**Dataset rows about figures**
:::::
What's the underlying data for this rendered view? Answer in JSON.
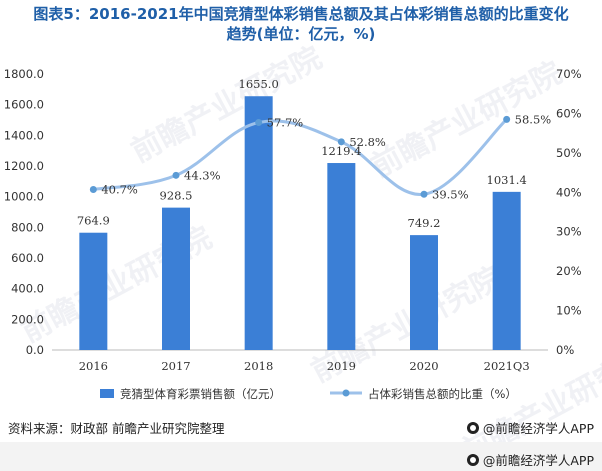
{
  "title": {
    "line1": "图表5：2016-2021年中国竞猜型体彩销售总额及其占体彩销售总额的比重变化",
    "line2": "趋势(单位：亿元，%)"
  },
  "chart_data": {
    "type": "bar",
    "categories": [
      "2016",
      "2017",
      "2018",
      "2019",
      "2020",
      "2021Q3"
    ],
    "series": [
      {
        "name": "竞猜型体育彩票销售额（亿元）",
        "type": "bar",
        "axis": "left",
        "values": [
          764.9,
          928.5,
          1655.0,
          1219.4,
          749.2,
          1031.4
        ],
        "labels": [
          "764.9",
          "928.5",
          "1655.0",
          "1219.4",
          "749.2",
          "1031.4"
        ]
      },
      {
        "name": "占体彩销售总额的比重（%）",
        "type": "line",
        "axis": "right",
        "values": [
          40.7,
          44.3,
          57.7,
          52.8,
          39.5,
          58.5
        ],
        "labels": [
          "40.7%",
          "44.3%",
          "57.7%",
          "52.8%",
          "39.5%",
          "58.5%"
        ]
      }
    ],
    "y_left": {
      "min": 0,
      "max": 1800,
      "ticks": [
        "0.0",
        "200.0",
        "400.0",
        "600.0",
        "800.0",
        "1000.0",
        "1200.0",
        "1400.0",
        "1600.0",
        "1800.0"
      ]
    },
    "y_right": {
      "min": 0,
      "max": 70,
      "ticks": [
        "0%",
        "10%",
        "20%",
        "30%",
        "40%",
        "50%",
        "60%",
        "70%"
      ]
    },
    "colors": {
      "bar": "#3b7fd6",
      "line": "#9dc1ea",
      "marker": "#5b9bd5",
      "text": "#333333",
      "axis": "#bbbbbb"
    },
    "legend_position": "bottom",
    "grid": false
  },
  "footer": {
    "source": "资料来源：财政部 前瞻产业研究院整理",
    "brand": "@前瞻经济学人APP",
    "brand2": "@前瞻经济学人APP"
  },
  "watermark": {
    "text": "前瞻产业研究院"
  }
}
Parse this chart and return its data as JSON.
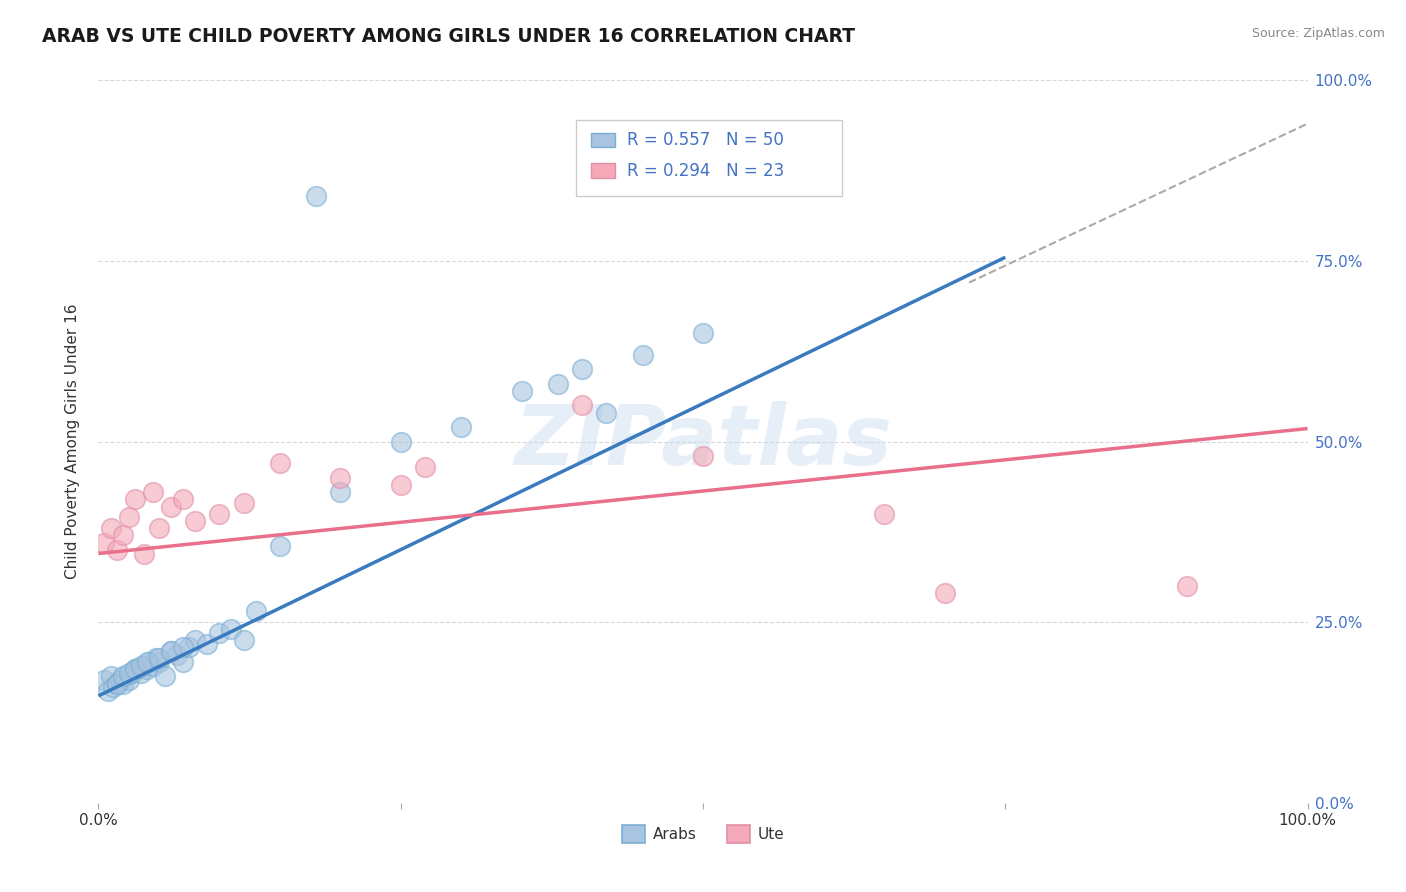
{
  "title": "ARAB VS UTE CHILD POVERTY AMONG GIRLS UNDER 16 CORRELATION CHART",
  "source": "Source: ZipAtlas.com",
  "ylabel": "Child Poverty Among Girls Under 16",
  "xlim": [
    0,
    1
  ],
  "ylim": [
    0,
    1
  ],
  "arab_R": 0.557,
  "arab_N": 50,
  "ute_R": 0.294,
  "ute_N": 23,
  "arab_color": "#a8c4e0",
  "ute_color": "#f4a8b8",
  "arab_line_color": "#3a7abf",
  "ute_line_color": "#e8708a",
  "background_color": "#ffffff",
  "grid_color": "#d8d8d8",
  "watermark": "ZIPatlas",
  "arab_scatter_x": [
    0.005,
    0.008,
    0.01,
    0.012,
    0.015,
    0.018,
    0.02,
    0.022,
    0.025,
    0.028,
    0.03,
    0.032,
    0.035,
    0.038,
    0.04,
    0.042,
    0.045,
    0.048,
    0.05,
    0.055,
    0.06,
    0.065,
    0.07,
    0.075,
    0.08,
    0.09,
    0.1,
    0.11,
    0.12,
    0.13,
    0.015,
    0.02,
    0.025,
    0.03,
    0.035,
    0.04,
    0.05,
    0.06,
    0.07,
    0.15,
    0.2,
    0.25,
    0.3,
    0.35,
    0.4,
    0.45,
    0.5,
    0.18,
    0.38,
    0.42
  ],
  "arab_scatter_y": [
    0.17,
    0.155,
    0.175,
    0.16,
    0.165,
    0.17,
    0.165,
    0.175,
    0.17,
    0.18,
    0.185,
    0.185,
    0.18,
    0.19,
    0.185,
    0.195,
    0.19,
    0.2,
    0.195,
    0.175,
    0.21,
    0.205,
    0.195,
    0.215,
    0.225,
    0.22,
    0.235,
    0.24,
    0.225,
    0.265,
    0.165,
    0.175,
    0.18,
    0.185,
    0.19,
    0.195,
    0.2,
    0.21,
    0.215,
    0.355,
    0.43,
    0.5,
    0.52,
    0.57,
    0.6,
    0.62,
    0.65,
    0.84,
    0.58,
    0.54
  ],
  "ute_scatter_x": [
    0.005,
    0.01,
    0.015,
    0.02,
    0.025,
    0.03,
    0.038,
    0.045,
    0.05,
    0.06,
    0.07,
    0.08,
    0.1,
    0.12,
    0.15,
    0.2,
    0.25,
    0.27,
    0.4,
    0.5,
    0.65,
    0.7,
    0.9
  ],
  "ute_scatter_y": [
    0.36,
    0.38,
    0.35,
    0.37,
    0.395,
    0.42,
    0.345,
    0.43,
    0.38,
    0.41,
    0.42,
    0.39,
    0.4,
    0.415,
    0.47,
    0.45,
    0.44,
    0.465,
    0.55,
    0.48,
    0.4,
    0.29,
    0.3
  ],
  "arab_line_x": [
    0.0,
    0.75
  ],
  "arab_line_y": [
    0.148,
    0.755
  ],
  "ute_line_x": [
    0.0,
    1.0
  ],
  "ute_line_y": [
    0.345,
    0.518
  ],
  "dash_line_x": [
    0.72,
    1.0
  ],
  "dash_line_y": [
    0.72,
    0.94
  ]
}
:::::
**Problem**
Quote the data above in full, leaving out the pictures it holds.

**Result**
What's the underlying data for this rendered view? Answer in JSON.
{
  "title": {
    "line1": "图表5：2016-2021年中国竞猜型体彩销售总额及其占体彩销售总额的比重变化",
    "line2": "趋势(单位：亿元，%)"
  },
  "chart_data": {
    "type": "bar",
    "categories": [
      "2016",
      "2017",
      "2018",
      "2019",
      "2020",
      "2021Q3"
    ],
    "series": [
      {
        "name": "竞猜型体育彩票销售额（亿元）",
        "type": "bar",
        "axis": "left",
        "values": [
          764.9,
          928.5,
          1655.0,
          1219.4,
          749.2,
          1031.4
        ],
        "labels": [
          "764.9",
          "928.5",
          "1655.0",
          "1219.4",
          "749.2",
          "1031.4"
        ]
      },
      {
        "name": "占体彩销售总额的比重（%）",
        "type": "line",
        "axis": "right",
        "values": [
          40.7,
          44.3,
          57.7,
          52.8,
          39.5,
          58.5
        ],
        "labels": [
          "40.7%",
          "44.3%",
          "57.7%",
          "52.8%",
          "39.5%",
          "58.5%"
        ]
      }
    ],
    "y_left": {
      "min": 0,
      "max": 1800,
      "ticks": [
        "0.0",
        "200.0",
        "400.0",
        "600.0",
        "800.0",
        "1000.0",
        "1200.0",
        "1400.0",
        "1600.0",
        "1800.0"
      ]
    },
    "y_right": {
      "min": 0,
      "max": 70,
      "ticks": [
        "0%",
        "10%",
        "20%",
        "30%",
        "40%",
        "50%",
        "60%",
        "70%"
      ]
    },
    "colors": {
      "bar": "#3b7fd6",
      "line": "#9dc1ea",
      "marker": "#5b9bd5",
      "text": "#333333",
      "axis": "#bbbbbb"
    },
    "legend_position": "bottom",
    "grid": false
  },
  "footer": {
    "source": "资料来源：财政部 前瞻产业研究院整理",
    "brand": "@前瞻经济学人APP",
    "brand2": "@前瞻经济学人APP"
  },
  "watermark": {
    "text": "前瞻产业研究院"
  }
}
Parse this chart and return its data as JSON.
{
  "title": "ARAB VS UTE CHILD POVERTY AMONG GIRLS UNDER 16 CORRELATION CHART",
  "source": "Source: ZipAtlas.com",
  "ylabel": "Child Poverty Among Girls Under 16",
  "xlim": [
    0,
    1
  ],
  "ylim": [
    0,
    1
  ],
  "arab_R": 0.557,
  "arab_N": 50,
  "ute_R": 0.294,
  "ute_N": 23,
  "arab_color": "#a8c4e0",
  "ute_color": "#f4a8b8",
  "arab_line_color": "#3a7abf",
  "ute_line_color": "#e8708a",
  "background_color": "#ffffff",
  "grid_color": "#d8d8d8",
  "watermark": "ZIPatlas",
  "arab_scatter_x": [
    0.005,
    0.008,
    0.01,
    0.012,
    0.015,
    0.018,
    0.02,
    0.022,
    0.025,
    0.028,
    0.03,
    0.032,
    0.035,
    0.038,
    0.04,
    0.042,
    0.045,
    0.048,
    0.05,
    0.055,
    0.06,
    0.065,
    0.07,
    0.075,
    0.08,
    0.09,
    0.1,
    0.11,
    0.12,
    0.13,
    0.015,
    0.02,
    0.025,
    0.03,
    0.035,
    0.04,
    0.05,
    0.06,
    0.07,
    0.15,
    0.2,
    0.25,
    0.3,
    0.35,
    0.4,
    0.45,
    0.5,
    0.18,
    0.38,
    0.42
  ],
  "arab_scatter_y": [
    0.17,
    0.155,
    0.175,
    0.16,
    0.165,
    0.17,
    0.165,
    0.175,
    0.17,
    0.18,
    0.185,
    0.185,
    0.18,
    0.19,
    0.185,
    0.195,
    0.19,
    0.2,
    0.195,
    0.175,
    0.21,
    0.205,
    0.195,
    0.215,
    0.225,
    0.22,
    0.235,
    0.24,
    0.225,
    0.265,
    0.165,
    0.175,
    0.18,
    0.185,
    0.19,
    0.195,
    0.2,
    0.21,
    0.215,
    0.355,
    0.43,
    0.5,
    0.52,
    0.57,
    0.6,
    0.62,
    0.65,
    0.84,
    0.58,
    0.54
  ],
  "ute_scatter_x": [
    0.005,
    0.01,
    0.015,
    0.02,
    0.025,
    0.03,
    0.038,
    0.045,
    0.05,
    0.06,
    0.07,
    0.08,
    0.1,
    0.12,
    0.15,
    0.2,
    0.25,
    0.27,
    0.4,
    0.5,
    0.65,
    0.7,
    0.9
  ],
  "ute_scatter_y": [
    0.36,
    0.38,
    0.35,
    0.37,
    0.395,
    0.42,
    0.345,
    0.43,
    0.38,
    0.41,
    0.42,
    0.39,
    0.4,
    0.415,
    0.47,
    0.45,
    0.44,
    0.465,
    0.55,
    0.48,
    0.4,
    0.29,
    0.3
  ],
  "arab_line_x": [
    0.0,
    0.75
  ],
  "arab_line_y": [
    0.148,
    0.755
  ],
  "ute_line_x": [
    0.0,
    1.0
  ],
  "ute_line_y": [
    0.345,
    0.518
  ],
  "dash_line_x": [
    0.72,
    1.0
  ],
  "dash_line_y": [
    0.72,
    0.94
  ]
}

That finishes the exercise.